* **Required work**:
Answer from the comments on debugging below:
(a) What is the name of the gem the writer made long ago to help with debugging?
(b) What mistyped expression is given as an example of what crashes a debug session?
(c) What is the tool described as "a tmux-wrapper" to?

* **Extract to read**:
══════

The URL for the Japanese blog should be techracho.bpsinc.jp/hachi8833/2022_09_01/121134
Debugging, like programming, is both art and science. There are wonderful new tools to support finding that defect that someone else put into your code - hey it wasn't me my dog made that typo that took days to find ...
The oldest debugging technique that I know is the language equivalent of Ruby's
puts "DEBUG my_variable: #{my_variable}"
The ubiquitous named variable value output. It not only gices you the value of the variable it also provides a tracing capability.
Regardless of how good our tools get, sometimes it is the old ways that help find the problems. That is why I wrote the "debug_me" gem a long time ago. I still use it in large rails applications trying to find out which of the thousands of M or V or C components is causing the problem.
Just because something is old, doesn't mean it has no value.
0-*
Thanks, Stan. Very useful. One problem I have with debug is that I tend to use with a binding.debug stop points in the code. If I mis-type an expression when stopped, e.g., this_vra instead of this_var, it crashes the debug session. Does anyone else get this?
Hi Stan, thanks for the detailed comparison. I personally use rubyyard (rubyjard (dot) org) for this purpose, which is - in essence - a tmux-wrapper to byebug. I'm not sure, if a migration is advisable.

══════

* **Provided information**:
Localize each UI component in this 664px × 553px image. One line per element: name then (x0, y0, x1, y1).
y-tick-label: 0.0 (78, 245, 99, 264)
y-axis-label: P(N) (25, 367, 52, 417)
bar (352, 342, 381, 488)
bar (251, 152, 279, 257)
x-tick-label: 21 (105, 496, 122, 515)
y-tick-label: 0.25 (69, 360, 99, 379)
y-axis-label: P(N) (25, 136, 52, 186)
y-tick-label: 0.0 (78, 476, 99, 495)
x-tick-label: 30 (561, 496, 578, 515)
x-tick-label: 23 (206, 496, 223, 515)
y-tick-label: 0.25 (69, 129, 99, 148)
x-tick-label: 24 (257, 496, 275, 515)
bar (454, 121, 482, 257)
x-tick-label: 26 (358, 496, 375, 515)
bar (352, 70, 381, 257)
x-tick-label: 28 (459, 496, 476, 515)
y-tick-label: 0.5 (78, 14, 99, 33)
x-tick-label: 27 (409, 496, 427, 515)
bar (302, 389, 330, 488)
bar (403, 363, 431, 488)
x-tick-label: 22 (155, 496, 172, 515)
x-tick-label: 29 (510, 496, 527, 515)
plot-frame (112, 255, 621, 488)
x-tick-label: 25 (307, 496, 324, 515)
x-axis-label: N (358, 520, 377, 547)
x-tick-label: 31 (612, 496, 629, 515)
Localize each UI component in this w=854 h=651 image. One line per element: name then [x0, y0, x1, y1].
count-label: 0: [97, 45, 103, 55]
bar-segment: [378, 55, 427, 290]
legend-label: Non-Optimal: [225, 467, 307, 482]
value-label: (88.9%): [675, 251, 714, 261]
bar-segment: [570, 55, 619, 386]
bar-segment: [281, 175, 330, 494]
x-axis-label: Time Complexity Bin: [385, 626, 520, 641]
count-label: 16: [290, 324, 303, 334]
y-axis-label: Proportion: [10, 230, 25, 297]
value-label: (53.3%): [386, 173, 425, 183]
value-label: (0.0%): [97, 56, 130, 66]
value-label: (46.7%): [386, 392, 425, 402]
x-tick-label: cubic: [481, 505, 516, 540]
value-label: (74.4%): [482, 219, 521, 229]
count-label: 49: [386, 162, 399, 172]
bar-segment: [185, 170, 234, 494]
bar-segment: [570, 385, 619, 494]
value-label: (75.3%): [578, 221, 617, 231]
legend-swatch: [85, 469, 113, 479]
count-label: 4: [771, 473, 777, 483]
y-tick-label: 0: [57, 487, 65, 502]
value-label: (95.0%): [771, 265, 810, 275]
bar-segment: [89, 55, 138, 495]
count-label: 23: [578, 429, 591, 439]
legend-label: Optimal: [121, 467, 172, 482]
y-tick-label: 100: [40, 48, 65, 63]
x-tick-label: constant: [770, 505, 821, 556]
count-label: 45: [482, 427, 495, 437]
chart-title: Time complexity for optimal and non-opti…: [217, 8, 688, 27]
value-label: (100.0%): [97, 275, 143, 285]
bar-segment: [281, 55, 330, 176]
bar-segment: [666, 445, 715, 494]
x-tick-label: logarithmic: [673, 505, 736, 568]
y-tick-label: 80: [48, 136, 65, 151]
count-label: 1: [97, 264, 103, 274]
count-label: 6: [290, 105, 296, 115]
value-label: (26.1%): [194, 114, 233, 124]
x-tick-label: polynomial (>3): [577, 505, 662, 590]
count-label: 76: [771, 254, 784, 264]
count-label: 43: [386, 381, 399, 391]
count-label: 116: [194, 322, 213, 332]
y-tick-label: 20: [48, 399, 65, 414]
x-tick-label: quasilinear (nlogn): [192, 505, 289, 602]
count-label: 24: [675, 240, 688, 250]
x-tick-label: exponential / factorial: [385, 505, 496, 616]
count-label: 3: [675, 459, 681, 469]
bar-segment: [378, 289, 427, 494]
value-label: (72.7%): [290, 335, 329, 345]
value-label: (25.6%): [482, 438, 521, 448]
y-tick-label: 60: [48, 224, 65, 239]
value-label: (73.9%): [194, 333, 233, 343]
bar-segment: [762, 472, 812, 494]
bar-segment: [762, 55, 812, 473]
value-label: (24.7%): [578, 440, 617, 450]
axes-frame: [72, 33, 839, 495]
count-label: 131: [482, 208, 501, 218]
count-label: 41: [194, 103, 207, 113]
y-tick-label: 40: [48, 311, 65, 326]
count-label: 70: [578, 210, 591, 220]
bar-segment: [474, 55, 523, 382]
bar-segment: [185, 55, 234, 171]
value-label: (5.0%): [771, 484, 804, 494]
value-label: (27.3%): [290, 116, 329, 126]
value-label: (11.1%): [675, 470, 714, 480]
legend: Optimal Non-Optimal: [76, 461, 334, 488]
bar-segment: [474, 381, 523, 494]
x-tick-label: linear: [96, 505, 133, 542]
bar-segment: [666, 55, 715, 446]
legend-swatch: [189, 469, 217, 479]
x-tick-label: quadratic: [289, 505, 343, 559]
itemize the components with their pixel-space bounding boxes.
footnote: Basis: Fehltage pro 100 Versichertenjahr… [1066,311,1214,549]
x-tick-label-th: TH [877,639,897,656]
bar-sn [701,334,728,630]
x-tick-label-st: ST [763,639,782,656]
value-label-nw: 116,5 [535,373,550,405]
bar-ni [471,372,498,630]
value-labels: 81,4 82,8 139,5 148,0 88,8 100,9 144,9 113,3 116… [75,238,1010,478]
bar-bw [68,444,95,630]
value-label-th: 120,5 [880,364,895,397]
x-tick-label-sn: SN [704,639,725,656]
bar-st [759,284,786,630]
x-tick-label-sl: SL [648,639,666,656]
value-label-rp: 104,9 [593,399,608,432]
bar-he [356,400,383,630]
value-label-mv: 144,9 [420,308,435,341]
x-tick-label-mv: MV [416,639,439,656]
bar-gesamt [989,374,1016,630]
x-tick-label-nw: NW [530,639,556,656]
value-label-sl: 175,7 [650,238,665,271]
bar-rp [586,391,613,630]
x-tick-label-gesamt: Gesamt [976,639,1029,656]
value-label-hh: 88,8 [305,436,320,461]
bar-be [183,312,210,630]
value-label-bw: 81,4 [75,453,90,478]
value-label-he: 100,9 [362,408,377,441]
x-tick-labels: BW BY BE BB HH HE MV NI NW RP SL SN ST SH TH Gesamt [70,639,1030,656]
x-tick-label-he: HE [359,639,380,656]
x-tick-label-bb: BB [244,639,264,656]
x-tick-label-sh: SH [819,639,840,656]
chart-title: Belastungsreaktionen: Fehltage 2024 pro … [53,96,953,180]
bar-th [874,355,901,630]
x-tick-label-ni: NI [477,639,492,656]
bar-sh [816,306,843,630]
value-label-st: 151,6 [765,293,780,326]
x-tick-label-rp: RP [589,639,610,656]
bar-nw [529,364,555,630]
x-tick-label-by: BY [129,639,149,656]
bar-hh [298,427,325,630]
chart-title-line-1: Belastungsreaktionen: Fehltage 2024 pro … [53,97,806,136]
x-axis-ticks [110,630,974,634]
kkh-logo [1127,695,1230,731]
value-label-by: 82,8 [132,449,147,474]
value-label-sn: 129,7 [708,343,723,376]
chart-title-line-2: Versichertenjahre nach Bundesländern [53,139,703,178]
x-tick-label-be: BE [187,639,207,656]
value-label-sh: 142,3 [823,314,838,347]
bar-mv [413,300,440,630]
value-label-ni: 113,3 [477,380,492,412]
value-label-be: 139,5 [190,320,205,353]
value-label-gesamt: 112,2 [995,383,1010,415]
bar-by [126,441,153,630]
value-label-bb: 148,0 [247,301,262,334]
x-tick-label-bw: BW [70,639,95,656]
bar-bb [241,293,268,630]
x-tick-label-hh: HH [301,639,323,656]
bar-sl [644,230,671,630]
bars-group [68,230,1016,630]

══════

* **Response below**:
(a) debug_me
(b) this_vra instead of this_var
(c) byebug